## Work instructions
Search the material for the word "Ручка" and copy each line that holds it.
--- Start of Task data ---
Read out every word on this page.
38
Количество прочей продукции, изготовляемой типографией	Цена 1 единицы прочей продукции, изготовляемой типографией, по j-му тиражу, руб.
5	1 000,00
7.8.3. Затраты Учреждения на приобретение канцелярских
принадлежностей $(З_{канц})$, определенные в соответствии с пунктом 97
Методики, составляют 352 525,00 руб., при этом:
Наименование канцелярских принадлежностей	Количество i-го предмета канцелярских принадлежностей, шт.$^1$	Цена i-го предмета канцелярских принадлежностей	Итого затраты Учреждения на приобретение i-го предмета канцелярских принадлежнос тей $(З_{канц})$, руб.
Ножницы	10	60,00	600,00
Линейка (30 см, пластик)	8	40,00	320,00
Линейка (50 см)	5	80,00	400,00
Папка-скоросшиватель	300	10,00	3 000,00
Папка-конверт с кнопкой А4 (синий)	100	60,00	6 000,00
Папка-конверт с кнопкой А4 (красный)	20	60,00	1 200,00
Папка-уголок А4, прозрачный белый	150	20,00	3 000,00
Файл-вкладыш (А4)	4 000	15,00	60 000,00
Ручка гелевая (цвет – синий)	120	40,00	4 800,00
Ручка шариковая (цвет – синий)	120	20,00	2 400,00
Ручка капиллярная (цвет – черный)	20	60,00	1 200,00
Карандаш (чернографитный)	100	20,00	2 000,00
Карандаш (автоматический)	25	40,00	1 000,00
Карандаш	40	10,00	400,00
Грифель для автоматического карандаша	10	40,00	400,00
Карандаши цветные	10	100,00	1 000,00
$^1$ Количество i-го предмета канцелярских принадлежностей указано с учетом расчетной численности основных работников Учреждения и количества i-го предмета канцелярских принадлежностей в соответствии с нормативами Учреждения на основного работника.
--- End of Task data ---
## Solution to the problem
Ручка гелевая (цвет – синий)	120	40,00	4 800,00
Ручка шариковая (цвет – синий)	120	20,00	2 400,00
Ручка капиллярная (цвет – черный)	20	60,00	1 200,00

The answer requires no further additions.